• **EXERCISE**
Consider the data that follows and state how many lines contain the string "These", using the number alone.
== MATERIALS PROVIDED
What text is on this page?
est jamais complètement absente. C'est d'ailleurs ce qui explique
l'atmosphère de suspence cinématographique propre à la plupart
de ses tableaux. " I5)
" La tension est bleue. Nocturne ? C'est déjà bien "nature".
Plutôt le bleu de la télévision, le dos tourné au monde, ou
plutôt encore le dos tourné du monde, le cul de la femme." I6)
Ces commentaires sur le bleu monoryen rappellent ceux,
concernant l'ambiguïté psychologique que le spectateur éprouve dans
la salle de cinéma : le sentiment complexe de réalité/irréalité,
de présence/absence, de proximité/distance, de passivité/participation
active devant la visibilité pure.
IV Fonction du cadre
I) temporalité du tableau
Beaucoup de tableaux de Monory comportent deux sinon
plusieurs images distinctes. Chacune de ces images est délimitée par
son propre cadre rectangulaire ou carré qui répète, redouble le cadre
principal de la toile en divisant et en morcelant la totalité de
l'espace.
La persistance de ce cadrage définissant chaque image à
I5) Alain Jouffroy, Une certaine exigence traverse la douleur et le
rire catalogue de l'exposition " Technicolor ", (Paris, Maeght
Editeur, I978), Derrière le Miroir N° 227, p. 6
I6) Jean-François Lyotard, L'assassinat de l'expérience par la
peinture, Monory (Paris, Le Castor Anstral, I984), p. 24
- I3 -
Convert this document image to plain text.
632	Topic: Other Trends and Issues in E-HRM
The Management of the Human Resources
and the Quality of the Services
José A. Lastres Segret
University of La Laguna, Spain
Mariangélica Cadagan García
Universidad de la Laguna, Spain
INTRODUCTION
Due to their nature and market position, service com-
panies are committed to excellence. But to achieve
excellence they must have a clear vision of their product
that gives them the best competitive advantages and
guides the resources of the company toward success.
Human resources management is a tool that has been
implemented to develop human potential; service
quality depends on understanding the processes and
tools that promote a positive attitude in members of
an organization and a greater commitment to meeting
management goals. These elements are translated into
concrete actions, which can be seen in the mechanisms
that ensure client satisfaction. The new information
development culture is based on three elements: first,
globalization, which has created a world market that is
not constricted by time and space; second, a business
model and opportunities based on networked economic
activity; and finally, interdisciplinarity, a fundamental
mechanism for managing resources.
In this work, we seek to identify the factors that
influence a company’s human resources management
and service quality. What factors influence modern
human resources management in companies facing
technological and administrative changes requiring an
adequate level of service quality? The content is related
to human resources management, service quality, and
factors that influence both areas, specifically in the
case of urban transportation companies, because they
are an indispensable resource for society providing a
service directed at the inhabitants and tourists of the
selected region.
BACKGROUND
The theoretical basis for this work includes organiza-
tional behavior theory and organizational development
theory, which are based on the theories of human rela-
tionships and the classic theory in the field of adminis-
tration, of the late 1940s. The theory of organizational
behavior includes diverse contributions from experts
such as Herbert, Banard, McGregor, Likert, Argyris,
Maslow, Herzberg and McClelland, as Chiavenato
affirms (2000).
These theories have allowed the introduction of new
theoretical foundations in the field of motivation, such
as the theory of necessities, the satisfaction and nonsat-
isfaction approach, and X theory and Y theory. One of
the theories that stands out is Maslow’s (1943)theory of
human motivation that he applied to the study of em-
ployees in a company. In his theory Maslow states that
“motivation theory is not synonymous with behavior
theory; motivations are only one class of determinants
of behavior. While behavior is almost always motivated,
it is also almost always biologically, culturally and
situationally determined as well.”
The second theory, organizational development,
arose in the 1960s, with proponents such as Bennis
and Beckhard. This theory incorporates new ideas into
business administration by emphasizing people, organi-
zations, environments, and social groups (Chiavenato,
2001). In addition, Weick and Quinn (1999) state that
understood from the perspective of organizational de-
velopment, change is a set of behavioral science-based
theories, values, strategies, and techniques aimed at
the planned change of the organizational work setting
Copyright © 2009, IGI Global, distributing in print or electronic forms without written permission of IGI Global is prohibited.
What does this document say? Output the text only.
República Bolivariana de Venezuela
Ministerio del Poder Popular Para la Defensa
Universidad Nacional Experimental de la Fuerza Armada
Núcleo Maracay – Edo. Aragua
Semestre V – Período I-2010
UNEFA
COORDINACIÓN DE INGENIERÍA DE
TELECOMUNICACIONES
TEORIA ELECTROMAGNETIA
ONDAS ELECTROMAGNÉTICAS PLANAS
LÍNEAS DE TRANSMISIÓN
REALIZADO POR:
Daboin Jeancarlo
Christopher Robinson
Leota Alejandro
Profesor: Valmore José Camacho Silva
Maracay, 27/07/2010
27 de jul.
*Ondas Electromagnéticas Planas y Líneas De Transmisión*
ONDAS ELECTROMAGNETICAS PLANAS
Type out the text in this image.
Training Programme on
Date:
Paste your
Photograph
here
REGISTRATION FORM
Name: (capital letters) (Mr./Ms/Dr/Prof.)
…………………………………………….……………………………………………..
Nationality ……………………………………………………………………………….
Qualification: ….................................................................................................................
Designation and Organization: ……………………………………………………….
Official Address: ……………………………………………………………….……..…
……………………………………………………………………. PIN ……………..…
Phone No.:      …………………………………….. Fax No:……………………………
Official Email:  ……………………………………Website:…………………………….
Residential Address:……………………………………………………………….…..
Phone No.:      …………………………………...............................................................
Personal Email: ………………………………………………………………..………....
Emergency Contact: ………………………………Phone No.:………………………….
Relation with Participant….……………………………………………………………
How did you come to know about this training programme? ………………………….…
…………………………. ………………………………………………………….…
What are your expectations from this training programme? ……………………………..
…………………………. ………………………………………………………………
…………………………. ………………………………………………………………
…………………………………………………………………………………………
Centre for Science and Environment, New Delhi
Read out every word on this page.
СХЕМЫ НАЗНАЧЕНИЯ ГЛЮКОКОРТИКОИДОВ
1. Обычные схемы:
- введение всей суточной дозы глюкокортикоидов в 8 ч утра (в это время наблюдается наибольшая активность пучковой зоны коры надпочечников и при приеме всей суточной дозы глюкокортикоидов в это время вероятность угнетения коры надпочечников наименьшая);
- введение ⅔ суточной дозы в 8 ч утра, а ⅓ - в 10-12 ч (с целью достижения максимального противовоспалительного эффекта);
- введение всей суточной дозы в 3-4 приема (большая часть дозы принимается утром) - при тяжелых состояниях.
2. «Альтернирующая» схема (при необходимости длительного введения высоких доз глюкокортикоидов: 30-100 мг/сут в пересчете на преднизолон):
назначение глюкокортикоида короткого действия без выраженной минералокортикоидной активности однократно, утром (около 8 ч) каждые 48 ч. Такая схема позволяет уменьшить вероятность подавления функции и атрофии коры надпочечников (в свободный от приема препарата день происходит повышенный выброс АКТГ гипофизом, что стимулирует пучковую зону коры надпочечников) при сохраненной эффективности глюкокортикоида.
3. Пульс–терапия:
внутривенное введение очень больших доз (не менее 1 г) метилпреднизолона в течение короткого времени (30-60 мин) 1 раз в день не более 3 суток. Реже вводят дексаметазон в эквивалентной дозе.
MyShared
====
• **COMPLETE ANSWER**
2